Zitierter Abschnitt:

━━━━━━━━━━

Parteien gehen in die Spur

Auf die Berliner kommt ein Tempo-Wahlkampf zu: Die Parteien konzentrieren ihre Aktionen auf die letzten Wochen vor dem 17. September. Denn immer mehr Wähler entscheiden sich ganz am Schluss

VON ULRICH SCHULTE

Am schnellsten war die Tempo-Partei FDP. Die Neuköllner Liberalen hängten am vergangenen Samstag über 300 Plakate in ihrem Bezirk an Laternenpfähle, Stunden vor dem offiziell erlaubten Starttermin um null Uhr am Sonntag. Während sich die FDPler ob des vermeintlichen Coups noch die Hände rieben, der ihnen die besten Plätze sicherte, schritt das Ordnungsamt ein – und hängte die Plakate ab.

Zwar belegt der Bezirkskrimi: So langsam machen die Parteien Ernst. Doch nach der öffentlichkeitsträchtigen Plakatierung folgt im Wahlkampf eine Pause. Erst nach den Sommerferien Ende August beginnt die heiße Phase. Denn die Parteien haben aus vergangenen Wahlen gelernt: Immer mehr Wähler entscheiden immer später, wem sie ihre Stimme geben. Bei der baden-württembergischen Landtagswahl im März traf ein Drittel der BürgerInnen seine endgültige Wahl erst in der letzten Woche, sagt der Politologe Gero Neugebauer. Dazu passt eine Infratest-Umfrage, die gestern öffentlich wurde: Im Moment interessieren sich 53 Prozent der Hauptstädter nicht für die Wahl.

━━━━━━━━━━

Gestellte Aufgabe 1:
Beantworte diese Fragen zum Text über den Berliner Wahlkampf:
(a) Wie viele Plakate hängten die Neuköllner Liberalen am vergangenen Samstag auf?
(b) Wann beginnt die heiße Phase des Wahlkampfs?
(c) Wie viel Prozent der Hauptstädter interessieren sich im Moment nicht für die Wahl?

━━━━━━━━━━

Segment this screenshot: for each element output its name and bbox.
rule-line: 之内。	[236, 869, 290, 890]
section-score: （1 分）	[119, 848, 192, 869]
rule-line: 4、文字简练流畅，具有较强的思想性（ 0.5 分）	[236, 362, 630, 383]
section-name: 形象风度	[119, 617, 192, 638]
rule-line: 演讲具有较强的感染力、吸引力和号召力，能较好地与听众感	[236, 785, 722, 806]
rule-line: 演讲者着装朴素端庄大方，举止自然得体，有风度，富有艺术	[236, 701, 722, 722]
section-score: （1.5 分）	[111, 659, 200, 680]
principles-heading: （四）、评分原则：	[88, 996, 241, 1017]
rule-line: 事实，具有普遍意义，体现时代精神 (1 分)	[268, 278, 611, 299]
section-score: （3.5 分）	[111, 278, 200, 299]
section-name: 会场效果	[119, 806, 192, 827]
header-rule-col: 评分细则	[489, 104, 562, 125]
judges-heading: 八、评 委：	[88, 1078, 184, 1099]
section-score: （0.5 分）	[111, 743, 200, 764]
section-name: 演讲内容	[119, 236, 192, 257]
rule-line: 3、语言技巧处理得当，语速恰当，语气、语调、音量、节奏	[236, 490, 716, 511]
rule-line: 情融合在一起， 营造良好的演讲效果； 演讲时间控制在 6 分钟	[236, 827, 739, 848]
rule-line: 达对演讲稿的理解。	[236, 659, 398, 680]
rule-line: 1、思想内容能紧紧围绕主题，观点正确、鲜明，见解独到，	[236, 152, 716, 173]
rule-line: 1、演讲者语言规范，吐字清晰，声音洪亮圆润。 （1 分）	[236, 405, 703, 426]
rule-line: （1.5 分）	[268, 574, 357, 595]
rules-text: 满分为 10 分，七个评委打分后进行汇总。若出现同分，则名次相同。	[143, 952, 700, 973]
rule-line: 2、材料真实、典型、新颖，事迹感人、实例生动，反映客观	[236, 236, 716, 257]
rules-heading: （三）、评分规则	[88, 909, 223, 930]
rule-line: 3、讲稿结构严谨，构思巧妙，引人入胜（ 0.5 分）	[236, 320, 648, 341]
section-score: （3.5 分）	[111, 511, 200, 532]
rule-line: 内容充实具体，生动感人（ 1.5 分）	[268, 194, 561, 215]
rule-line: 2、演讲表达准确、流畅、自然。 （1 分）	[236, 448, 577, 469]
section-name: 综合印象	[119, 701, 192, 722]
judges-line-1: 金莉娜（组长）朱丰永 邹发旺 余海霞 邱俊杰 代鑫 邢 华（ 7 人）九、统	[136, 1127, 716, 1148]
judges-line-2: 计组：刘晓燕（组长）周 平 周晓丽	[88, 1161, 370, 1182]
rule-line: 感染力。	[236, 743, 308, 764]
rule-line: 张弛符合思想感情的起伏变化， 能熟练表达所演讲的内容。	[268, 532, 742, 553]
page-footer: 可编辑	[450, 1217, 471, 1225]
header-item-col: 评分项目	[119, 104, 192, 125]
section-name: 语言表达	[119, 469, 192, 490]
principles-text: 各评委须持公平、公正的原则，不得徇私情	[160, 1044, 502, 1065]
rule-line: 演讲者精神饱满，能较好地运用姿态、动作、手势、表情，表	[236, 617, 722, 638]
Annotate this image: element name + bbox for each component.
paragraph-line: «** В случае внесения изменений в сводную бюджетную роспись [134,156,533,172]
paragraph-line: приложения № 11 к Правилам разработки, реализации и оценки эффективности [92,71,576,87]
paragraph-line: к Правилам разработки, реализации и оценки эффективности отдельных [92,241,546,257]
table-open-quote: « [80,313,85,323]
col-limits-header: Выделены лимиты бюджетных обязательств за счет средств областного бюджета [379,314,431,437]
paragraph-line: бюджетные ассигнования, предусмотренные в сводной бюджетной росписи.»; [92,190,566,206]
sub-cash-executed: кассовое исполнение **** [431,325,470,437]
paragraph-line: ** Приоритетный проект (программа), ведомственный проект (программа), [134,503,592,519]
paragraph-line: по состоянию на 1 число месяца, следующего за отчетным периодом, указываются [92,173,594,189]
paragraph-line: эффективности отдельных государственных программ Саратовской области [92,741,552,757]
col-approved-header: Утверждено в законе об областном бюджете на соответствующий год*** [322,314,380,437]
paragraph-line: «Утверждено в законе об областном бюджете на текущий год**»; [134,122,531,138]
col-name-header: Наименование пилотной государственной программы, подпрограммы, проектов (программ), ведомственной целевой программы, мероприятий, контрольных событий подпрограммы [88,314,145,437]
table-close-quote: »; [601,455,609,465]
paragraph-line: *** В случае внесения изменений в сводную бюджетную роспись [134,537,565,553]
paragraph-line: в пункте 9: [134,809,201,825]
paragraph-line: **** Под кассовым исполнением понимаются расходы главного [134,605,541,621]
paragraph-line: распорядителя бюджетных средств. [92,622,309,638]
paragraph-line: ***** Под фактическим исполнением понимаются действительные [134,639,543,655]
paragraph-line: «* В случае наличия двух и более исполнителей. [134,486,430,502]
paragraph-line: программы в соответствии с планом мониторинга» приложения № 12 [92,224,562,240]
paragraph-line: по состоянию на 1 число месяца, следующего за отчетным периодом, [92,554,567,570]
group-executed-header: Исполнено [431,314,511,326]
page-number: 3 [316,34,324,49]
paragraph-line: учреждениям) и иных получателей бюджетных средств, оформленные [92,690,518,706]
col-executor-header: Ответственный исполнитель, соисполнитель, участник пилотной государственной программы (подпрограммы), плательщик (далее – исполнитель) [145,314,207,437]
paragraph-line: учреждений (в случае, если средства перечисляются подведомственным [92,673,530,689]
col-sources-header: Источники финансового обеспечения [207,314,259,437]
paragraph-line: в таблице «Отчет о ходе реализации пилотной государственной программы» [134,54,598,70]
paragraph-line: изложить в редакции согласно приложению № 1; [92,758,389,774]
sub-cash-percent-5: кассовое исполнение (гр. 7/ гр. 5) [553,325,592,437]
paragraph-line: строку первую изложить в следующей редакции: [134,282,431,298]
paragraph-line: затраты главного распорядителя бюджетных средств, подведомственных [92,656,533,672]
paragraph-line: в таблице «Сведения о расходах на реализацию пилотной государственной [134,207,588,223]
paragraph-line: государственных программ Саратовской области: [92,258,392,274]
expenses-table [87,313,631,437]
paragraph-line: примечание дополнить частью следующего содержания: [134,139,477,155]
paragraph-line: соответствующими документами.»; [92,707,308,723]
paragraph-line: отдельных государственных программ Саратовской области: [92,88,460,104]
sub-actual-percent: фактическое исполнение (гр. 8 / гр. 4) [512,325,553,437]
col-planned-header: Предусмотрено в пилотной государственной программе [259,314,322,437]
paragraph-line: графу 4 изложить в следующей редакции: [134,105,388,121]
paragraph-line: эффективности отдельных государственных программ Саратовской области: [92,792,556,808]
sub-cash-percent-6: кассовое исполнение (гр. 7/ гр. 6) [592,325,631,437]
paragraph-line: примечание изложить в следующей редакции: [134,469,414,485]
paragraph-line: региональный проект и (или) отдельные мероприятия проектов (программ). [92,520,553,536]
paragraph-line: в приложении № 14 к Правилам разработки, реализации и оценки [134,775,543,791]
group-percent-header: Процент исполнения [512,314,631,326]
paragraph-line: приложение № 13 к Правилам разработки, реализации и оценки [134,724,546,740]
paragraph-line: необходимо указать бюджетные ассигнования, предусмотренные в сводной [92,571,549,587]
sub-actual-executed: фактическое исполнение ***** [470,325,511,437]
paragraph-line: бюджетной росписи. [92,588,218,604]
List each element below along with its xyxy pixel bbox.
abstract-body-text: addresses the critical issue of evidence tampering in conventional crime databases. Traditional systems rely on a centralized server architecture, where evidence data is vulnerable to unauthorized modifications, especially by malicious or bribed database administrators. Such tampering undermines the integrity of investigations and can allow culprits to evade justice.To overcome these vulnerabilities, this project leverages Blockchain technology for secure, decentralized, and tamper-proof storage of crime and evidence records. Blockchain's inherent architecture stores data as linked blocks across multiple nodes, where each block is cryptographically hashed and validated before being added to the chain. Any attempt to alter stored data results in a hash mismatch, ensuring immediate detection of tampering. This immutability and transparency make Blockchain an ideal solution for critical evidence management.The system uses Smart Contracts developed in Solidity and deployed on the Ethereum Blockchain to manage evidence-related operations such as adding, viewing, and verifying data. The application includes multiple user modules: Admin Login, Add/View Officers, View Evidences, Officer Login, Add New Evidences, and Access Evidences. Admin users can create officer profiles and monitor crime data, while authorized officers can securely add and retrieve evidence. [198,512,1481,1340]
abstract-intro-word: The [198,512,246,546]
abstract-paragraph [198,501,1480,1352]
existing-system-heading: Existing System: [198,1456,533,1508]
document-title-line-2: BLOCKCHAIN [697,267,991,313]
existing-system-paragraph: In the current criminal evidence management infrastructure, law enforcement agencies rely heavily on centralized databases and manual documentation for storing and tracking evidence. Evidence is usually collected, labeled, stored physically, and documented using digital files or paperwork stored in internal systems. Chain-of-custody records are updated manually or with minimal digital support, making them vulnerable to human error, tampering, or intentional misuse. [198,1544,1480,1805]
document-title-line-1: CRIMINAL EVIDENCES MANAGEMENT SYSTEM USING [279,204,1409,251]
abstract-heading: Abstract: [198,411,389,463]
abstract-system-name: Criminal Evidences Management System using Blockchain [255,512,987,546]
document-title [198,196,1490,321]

━━━━━━━━━━

Gestellte Aufgabe 2: Bearbeite bitte die Zeilen der extrahierten Daten ab ihrem Anfang bis einschließlich der Zeile mit „490, 716, 511]“, und ersetze darin jedes „section-score“ durch „section-points“. Lass alles andere unverändert und gib nur diese Zeilen aus.

Vollständige Antwort 1:
(a) Über 300 Plakate.
(b) Erst nach den Sommerferien Ende August.
(c) 53 Prozent.

Vollständige Antwort 2:
Segment this screenshot: for each element output its name and bbox.
rule-line: 之内。	[236, 869, 290, 890]
section-points: （1 分）	[119, 848, 192, 869]
rule-line: 4、文字简练流畅，具有较强的思想性（ 0.5 分）	[236, 362, 630, 383]
section-name: 形象风度	[119, 617, 192, 638]
rule-line: 演讲具有较强的感染力、吸引力和号召力，能较好地与听众感	[236, 785, 722, 806]
rule-line: 演讲者着装朴素端庄大方，举止自然得体，有风度，富有艺术	[236, 701, 722, 722]
section-points: （1.5 分）	[111, 659, 200, 680]
principles-heading: （四）、评分原则：	[88, 996, 241, 1017]
rule-line: 事实，具有普遍意义，体现时代精神 (1 分)	[268, 278, 611, 299]
section-points: （3.5 分）	[111, 278, 200, 299]
section-name: 会场效果	[119, 806, 192, 827]
header-rule-col: 评分细则	[489, 104, 562, 125]
judges-heading: 八、评 委：	[88, 1078, 184, 1099]
section-points: （0.5 分）	[111, 743, 200, 764]
section-name: 演讲内容	[119, 236, 192, 257]
rule-line: 3、语言技巧处理得当，语速恰当，语气、语调、音量、节奏	[236, 490, 716, 511]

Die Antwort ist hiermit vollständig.